Challenge:
Take from the listing each line that has the string "watermark".

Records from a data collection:
START

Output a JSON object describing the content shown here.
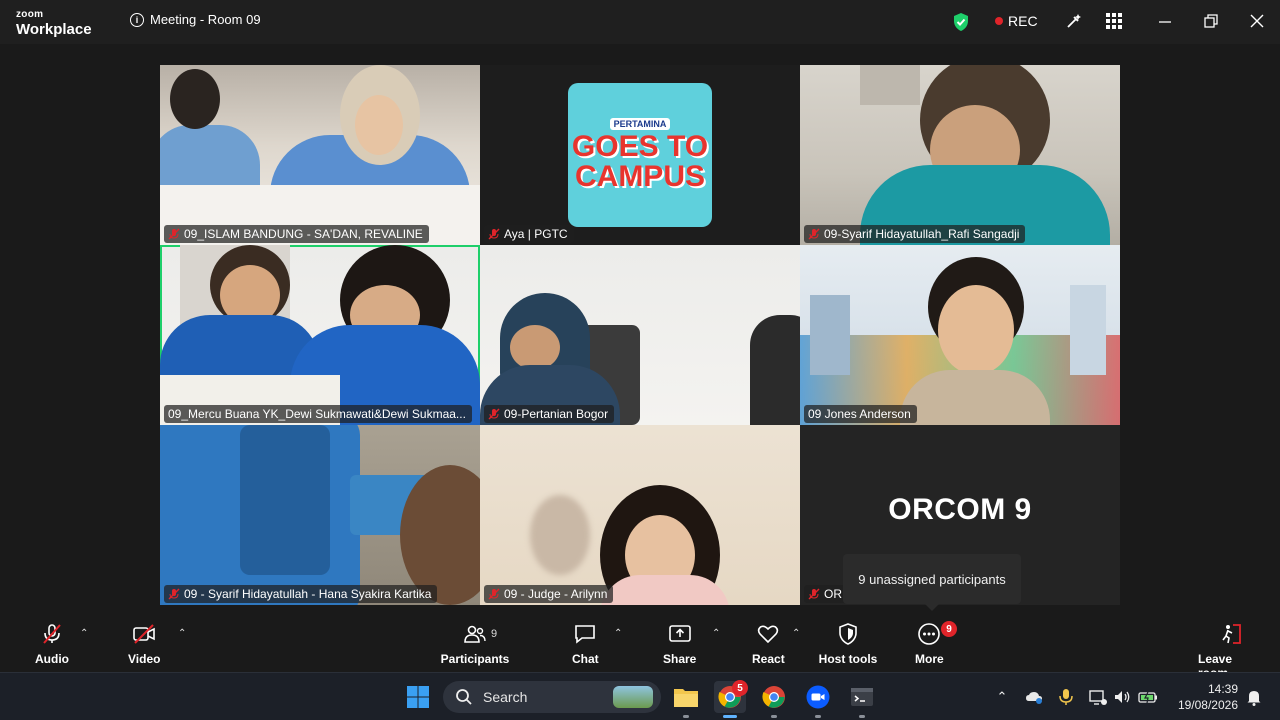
{
  "window": {
    "brand_small": "zoom",
    "brand_large": "Workplace",
    "meeting_title": "Meeting - Room 09",
    "rec_label": "REC"
  },
  "tiles": [
    {
      "name": "09_ISLAM BANDUNG - SA'DAN, REVALINE",
      "muted": true
    },
    {
      "name": "Aya | PGTC",
      "muted": true,
      "logo": {
        "line1": "PERTAMINA",
        "line2": "GOES TO",
        "line3": "CAMPUS"
      }
    },
    {
      "name": "09-Syarif Hidayatullah_Rafi Sangadji",
      "muted": true
    },
    {
      "name": "09_Mercu Buana YK_Dewi Sukmawati&Dewi Sukmaa...",
      "muted": false,
      "active": true
    },
    {
      "name": "09-Pertanian Bogor",
      "muted": true
    },
    {
      "name": "09 Jones Anderson",
      "muted": false
    },
    {
      "name": "09 - Syarif Hidayatullah - Hana Syakira Kartika",
      "muted": true
    },
    {
      "name": "09 - Judge - Arilynn",
      "muted": true
    },
    {
      "name": "ORCOM 9",
      "muted": true,
      "label_big": "ORCOM 9",
      "name_truncated": "OR"
    }
  ],
  "tooltip": "9 unassigned participants",
  "toolbar": {
    "audio": "Audio",
    "video": "Video",
    "participants": "Participants",
    "participants_count": "9",
    "chat": "Chat",
    "share": "Share",
    "react": "React",
    "host_tools": "Host tools",
    "more": "More",
    "more_badge": "9",
    "leave": "Leave room"
  },
  "taskbar": {
    "search_placeholder": "Search",
    "chrome_badge": "5",
    "time": "14:39",
    "date": "19/08/2026"
  },
  "colors": {
    "active_speaker": "#1ecf6a",
    "rec": "#e0242a",
    "shield": "#1ecf6a"
  }
}
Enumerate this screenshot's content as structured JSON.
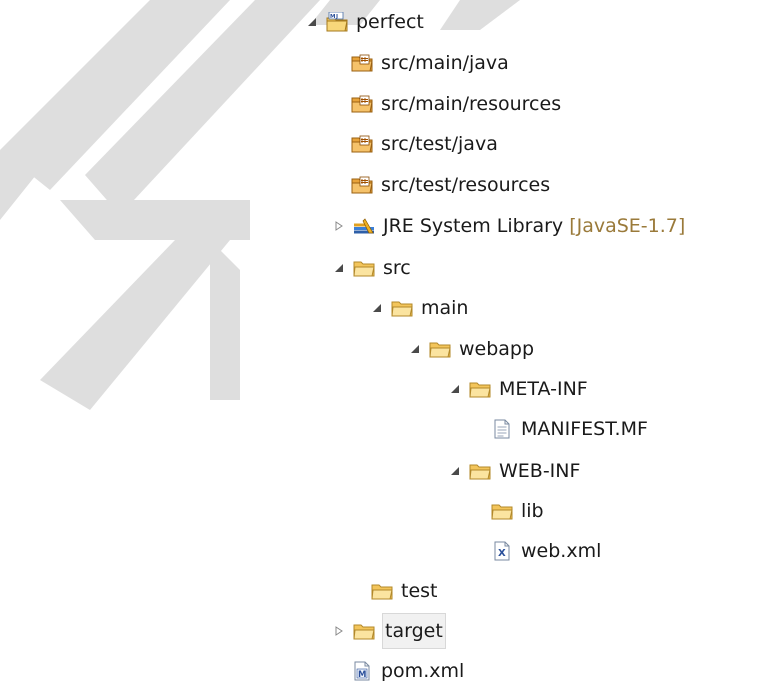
{
  "tree": {
    "items": [
      {
        "label": "perfect",
        "icon": "maven-project-icon",
        "state": "expanded"
      },
      {
        "label": "src/main/java",
        "icon": "source-folder-icon",
        "state": "leaf"
      },
      {
        "label": "src/main/resources",
        "icon": "source-folder-icon",
        "state": "leaf"
      },
      {
        "label": "src/test/java",
        "icon": "source-folder-icon",
        "state": "leaf"
      },
      {
        "label": "src/test/resources",
        "icon": "source-folder-icon",
        "state": "leaf"
      },
      {
        "label": "JRE System Library",
        "decoration": "[JavaSE-1.7]",
        "icon": "library-icon",
        "state": "collapsed"
      },
      {
        "label": "src",
        "icon": "folder-icon",
        "state": "expanded"
      },
      {
        "label": "main",
        "icon": "folder-icon",
        "state": "expanded"
      },
      {
        "label": "webapp",
        "icon": "folder-icon",
        "state": "expanded"
      },
      {
        "label": "META-INF",
        "icon": "folder-icon",
        "state": "expanded"
      },
      {
        "label": "MANIFEST.MF",
        "icon": "text-file-icon",
        "state": "leaf"
      },
      {
        "label": "WEB-INF",
        "icon": "folder-icon",
        "state": "expanded"
      },
      {
        "label": "lib",
        "icon": "folder-icon",
        "state": "leaf"
      },
      {
        "label": "web.xml",
        "icon": "xml-file-icon",
        "state": "leaf"
      },
      {
        "label": "test",
        "icon": "folder-icon",
        "state": "leaf"
      },
      {
        "label": "target",
        "icon": "folder-icon",
        "state": "collapsed",
        "selected": true
      },
      {
        "label": "pom.xml",
        "icon": "maven-pom-icon",
        "state": "leaf"
      }
    ]
  },
  "colors": {
    "folder": "#f3c55b",
    "source_folder": "#e8a33a",
    "text": "#1a1a1a",
    "decoration": "#9a7a3a",
    "watermark": "#d9d9d9"
  }
}
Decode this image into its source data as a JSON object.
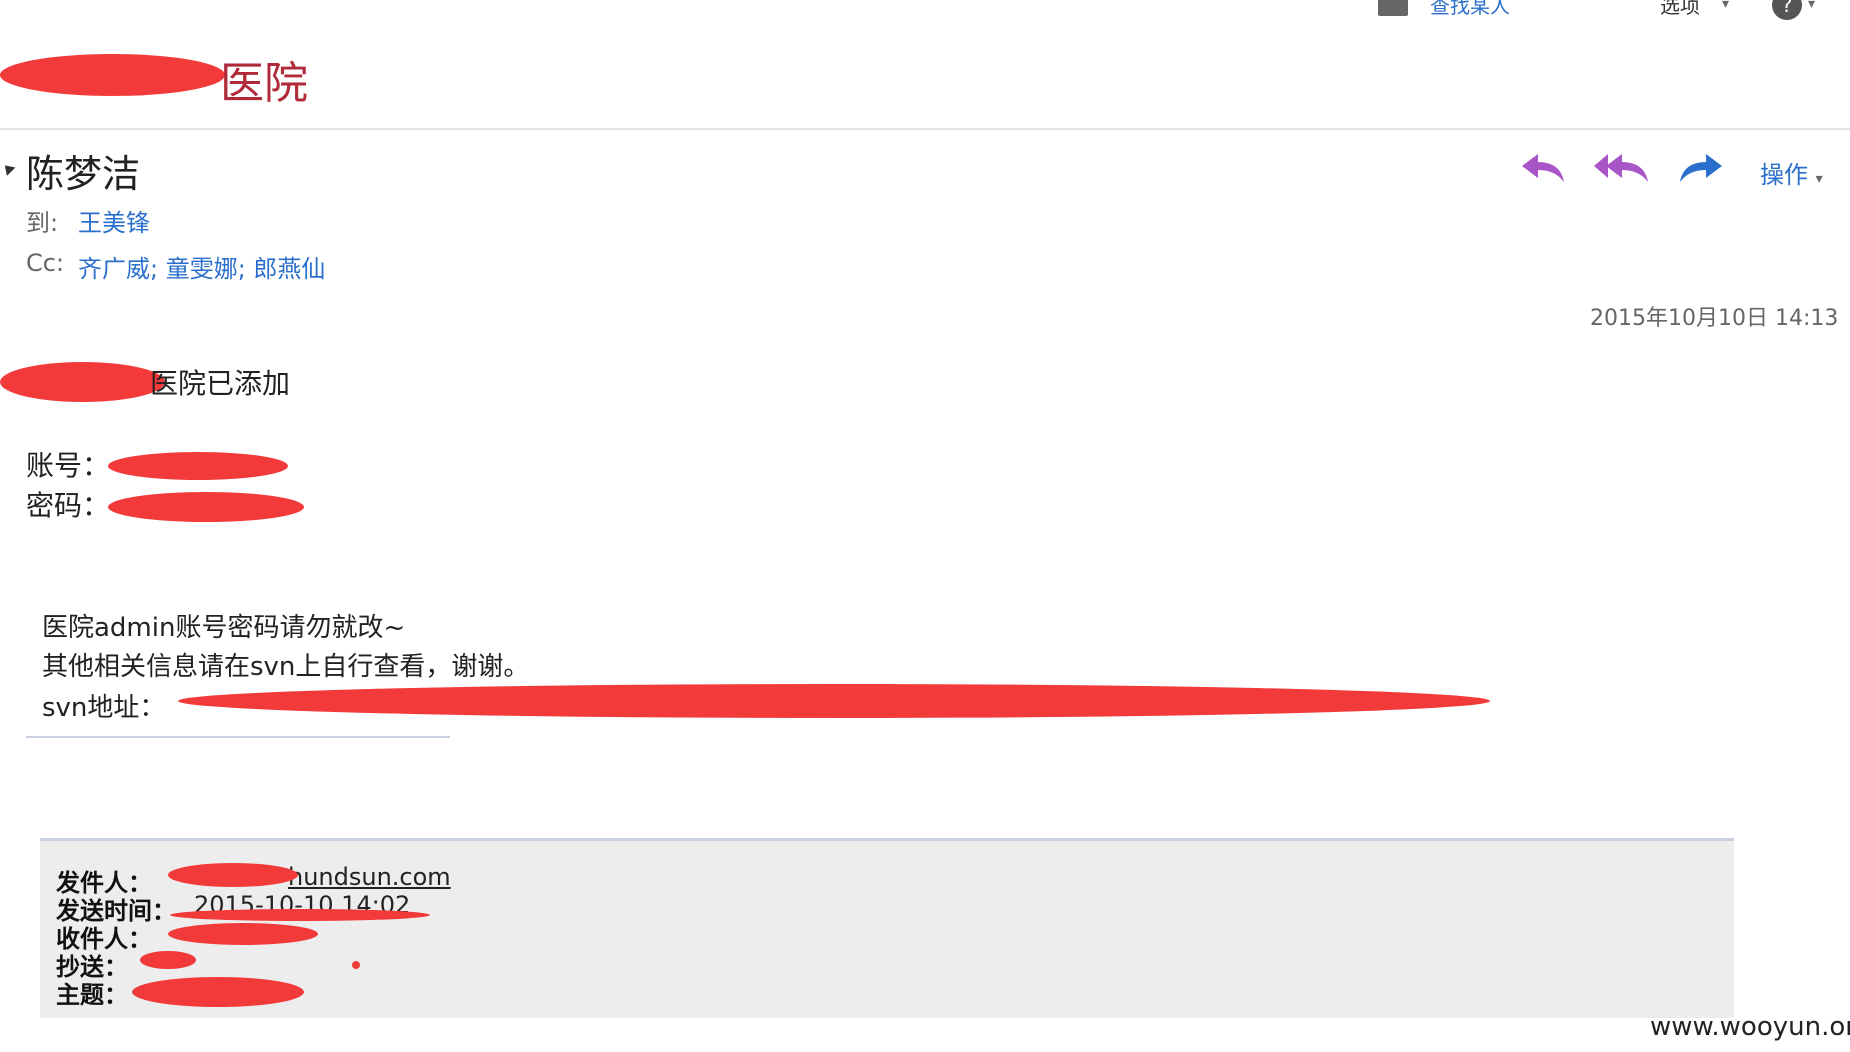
{
  "topbar": {
    "find_contacts": "查找某人",
    "options": "选项"
  },
  "header": {
    "title_suffix": "医院",
    "sender": "陈梦洁",
    "to_label": "到:",
    "to_value": "王美锋",
    "cc_label": "Cc:",
    "cc_value": "齐广威; 童雯娜; 郎燕仙",
    "operations": "操作",
    "timestamp": "2015年10月10日 14:13"
  },
  "body": {
    "line1_suffix": "医院已添加",
    "account_label": "账号：",
    "password_label": "密码：",
    "note1": "医院admin账号密码请勿就改~",
    "note2": "其他相关信息请在svn上自行查看，谢谢。",
    "svn_label": "svn地址："
  },
  "quote": {
    "from_label": "发件人：",
    "from_value": "hundsun.com",
    "sent_label": "发送时间：",
    "sent_value": "2015-10-10 14:02",
    "to_label": "收件人：",
    "cc_label": "抄送：",
    "subject_label": "主题："
  },
  "watermark": "www.wooyun.org",
  "colors": {
    "link": "#2a6fcc",
    "reply_arrow": "#a855c7",
    "forward_arrow": "#2a6fcc",
    "redaction": "#f23a3a"
  }
}
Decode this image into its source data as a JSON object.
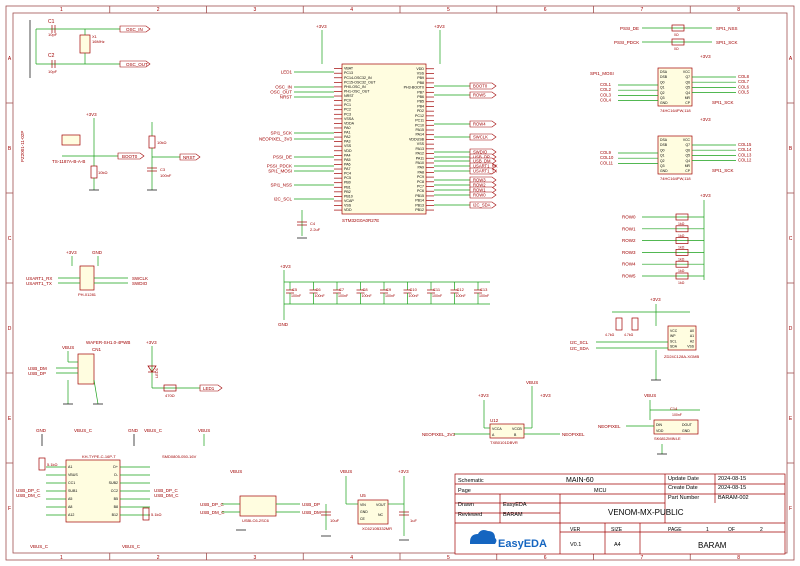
{
  "border": {
    "col_marks": [
      "1",
      "2",
      "3",
      "4",
      "5",
      "6",
      "7",
      "8"
    ],
    "row_marks": [
      "A",
      "B",
      "C",
      "D",
      "E",
      "F"
    ]
  },
  "title_block": {
    "schematic_label": "Schematic",
    "schematic_value": "MAIN-60",
    "page_label": "Page",
    "page_value": "MCU",
    "update_label": "Update Date",
    "update_value": "2024-08-15",
    "create_label": "Create Date",
    "create_value": "2024-08-15",
    "part_label": "Part Number",
    "part_value": "BARAM-002",
    "drawn_label": "Drawn",
    "drawn_value": "EasyEDA",
    "reviewed_label": "Reviewed",
    "reviewed_value": "BARAM",
    "project": "VENOM-MX-PUBLIC",
    "ver_label": "VER",
    "ver_value": "V0.1",
    "size_label": "SIZE",
    "size_value": "A4",
    "page_num_label": "PAGE",
    "page_num": "1",
    "of_label": "OF",
    "page_total": "2",
    "company": "BARAM",
    "logo_text": "EasyEDA"
  },
  "power": {
    "v33": "+3V3",
    "vbus": "VBUS",
    "vbus_c": "VBUS_C",
    "gnd": "GND"
  },
  "crystal": {
    "c1": "C1",
    "c1_val": "10pF",
    "c2": "C2",
    "c2_val": "10pF",
    "x1": "X1",
    "x1_val": "16MHz",
    "osc_in": "OSC_IN",
    "osc_out": "OSC_OUT"
  },
  "boot": {
    "sw_name": "TS-1187A-B-A-B",
    "sw_part": "PZ2001-11-02P",
    "boot0": "BOOT0",
    "r_val": "10kΩ"
  },
  "reset": {
    "r_val": "10kΩ",
    "c_name": "C3",
    "c_val": "100nF",
    "nrst": "NRST"
  },
  "mcu": {
    "name": "STM32G0A0R27E",
    "left_pins": [
      "VBAT",
      "PC13",
      "PC14-OSC32_IN",
      "PC15-OSC32_OUT",
      "PH0-OSC_IN",
      "PH1-OSC_OUT",
      "NRST",
      "PC0",
      "PC1",
      "PC2",
      "PC3",
      "VSSA",
      "VDDA",
      "PA0",
      "PA1",
      "PA2",
      "PA3",
      "VSS",
      "VDD",
      "PA4",
      "PA5",
      "PA6",
      "PA7",
      "PC4",
      "PC5",
      "PB0",
      "PB1",
      "PB2",
      "PB10",
      "VCAP",
      "VSS",
      "VDD"
    ],
    "right_pins": [
      "VDD",
      "VSS",
      "PB9",
      "PB8",
      "PH3-BOOT0",
      "PB7",
      "PB6",
      "PB5",
      "PB4",
      "PD2",
      "PC12",
      "PC11",
      "PC10",
      "PA15",
      "PA14",
      "VDDUSB",
      "VSS",
      "PA13",
      "PA12",
      "PA11",
      "PA10",
      "PA9",
      "PA8",
      "PC9",
      "PC8",
      "PC7",
      "PC6",
      "PB15",
      "PB14",
      "PB13",
      "PB12"
    ],
    "left_nets": [
      "LED1",
      "OSC_IN",
      "OSC_OUT",
      "NRST",
      "SPI1_SCK",
      "NEOPIXEL_3V3",
      "PSSI_DE",
      "PSSI_PDCK",
      "SPI1_MOSI",
      "SPI1_NSS",
      "I2C_SCL"
    ],
    "right_nets": [
      "BOOT0",
      "ROW5",
      "ROW4",
      "SWCLK",
      "SWDIO",
      "USB_DP",
      "USB_DM",
      "USART1_RX",
      "USART1_TX",
      "ROW3",
      "ROW2",
      "ROW1",
      "ROW0",
      "I2C_SDA"
    ],
    "c4": "C4",
    "c4_val": "2.2uF"
  },
  "swd": {
    "name": "PH-01281",
    "nets_left": [
      "USART1_RX",
      "USART1_TX"
    ],
    "nets_right": [
      "SWCLK",
      "SWDIO"
    ]
  },
  "decoupling": {
    "caps": [
      "C5",
      "C6",
      "C7",
      "C8",
      "C9",
      "C10",
      "C11",
      "C12",
      "C13"
    ],
    "value": "100nF"
  },
  "usb_conn": {
    "name": "WAFER-SH1.0-4PWB",
    "ref": "CN1",
    "nets": [
      "USB_DM",
      "USB_DP"
    ]
  },
  "led": {
    "name": "LED1",
    "r_val": "470Ω",
    "net": "LED1"
  },
  "typec": {
    "name": "KH-TYPE-C-16P-T",
    "ref": "USB1",
    "pins_left": [
      "A1",
      "VBUS",
      "CC1",
      "SUB1",
      "A5",
      "A8",
      "A12"
    ],
    "pins_right": [
      "D+",
      "D-",
      "SUB2",
      "CC2",
      "B5",
      "B8",
      "B12"
    ],
    "nets_left": [
      "USB_DP_C",
      "USB_DM_C"
    ],
    "nets_right": [
      "USB_DP_C",
      "USB_DM_C"
    ],
    "r_left": "5.1kΩ",
    "r_right": "5.1kΩ",
    "fuse": "SMD0805-050-16V"
  },
  "esd": {
    "name": "USBLC6-2SC6",
    "nets_left": [
      "USB_DP_C",
      "USB_DM_C"
    ],
    "nets_right": [
      "USB_DP",
      "USB_DM"
    ]
  },
  "ldo": {
    "name": "XC6210B332MR",
    "ref": "U5",
    "pins": [
      "VIN",
      "GND",
      "CE",
      "VOUT",
      "NC"
    ],
    "c_in": "10uF",
    "c_out": "1uF"
  },
  "shift_reg": {
    "u1": "74HC164PW,118",
    "u2": "74HC164PW,118",
    "pins_left": [
      "DSA",
      "DSB",
      "Q0",
      "Q1",
      "Q2",
      "Q3",
      "GND"
    ],
    "pins_right": [
      "VCC",
      "Q7",
      "Q6",
      "Q5",
      "Q4",
      "MR",
      "CP"
    ],
    "cols_a_left": [
      "COL1",
      "COL2",
      "COL3",
      "COL4"
    ],
    "cols_a_right": [
      "COL8",
      "COL7",
      "COL6",
      "COL5"
    ],
    "cols_b_left": [
      "COL9",
      "COL10",
      "COL11"
    ],
    "cols_b_right": [
      "COL15",
      "COL14",
      "COL13",
      "COL12"
    ],
    "mosi": "SPI1_MOSI",
    "sck": "SPI1_SCK"
  },
  "spi_links": {
    "left": [
      "PSSI_DE",
      "PSSI_PDCK"
    ],
    "right": [
      "SPI1_NSS",
      "SPI1_SCK"
    ],
    "r_val": "0Ω"
  },
  "rows": {
    "labels": [
      "ROW0",
      "ROW1",
      "ROW2",
      "ROW3",
      "ROW4",
      "ROW5"
    ],
    "r_val": "1kΩ"
  },
  "eeprom": {
    "name": "ZD24C128A-XGMB",
    "pins": [
      "VCC",
      "WP",
      "SCL",
      "SDA",
      "A0",
      "A1",
      "A2",
      "VSS"
    ],
    "nets": [
      "I2C_SCL",
      "I2C_SDA"
    ],
    "r_val": "4.7kΩ"
  },
  "level_shift": {
    "name": "TXB0101DBVR",
    "ref": "U12",
    "pins": [
      "VCCA",
      "A",
      "GND",
      "VCCB",
      "B",
      "OE"
    ],
    "net_in": "NEOPIXEL_3V3",
    "net_out": "NEOPIXEL"
  },
  "neopixel": {
    "name": "SK6812MINI-E",
    "ref": "LED2",
    "pins": [
      "DIN",
      "VDD",
      "DOUT",
      "GND"
    ],
    "cap": "C14",
    "cap_val": "100nF",
    "net": "NEOPIXEL"
  }
}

END

Result for this exercise:
    "watermark": "#d9d9d9"
  "watermark": "www.wooyun.org",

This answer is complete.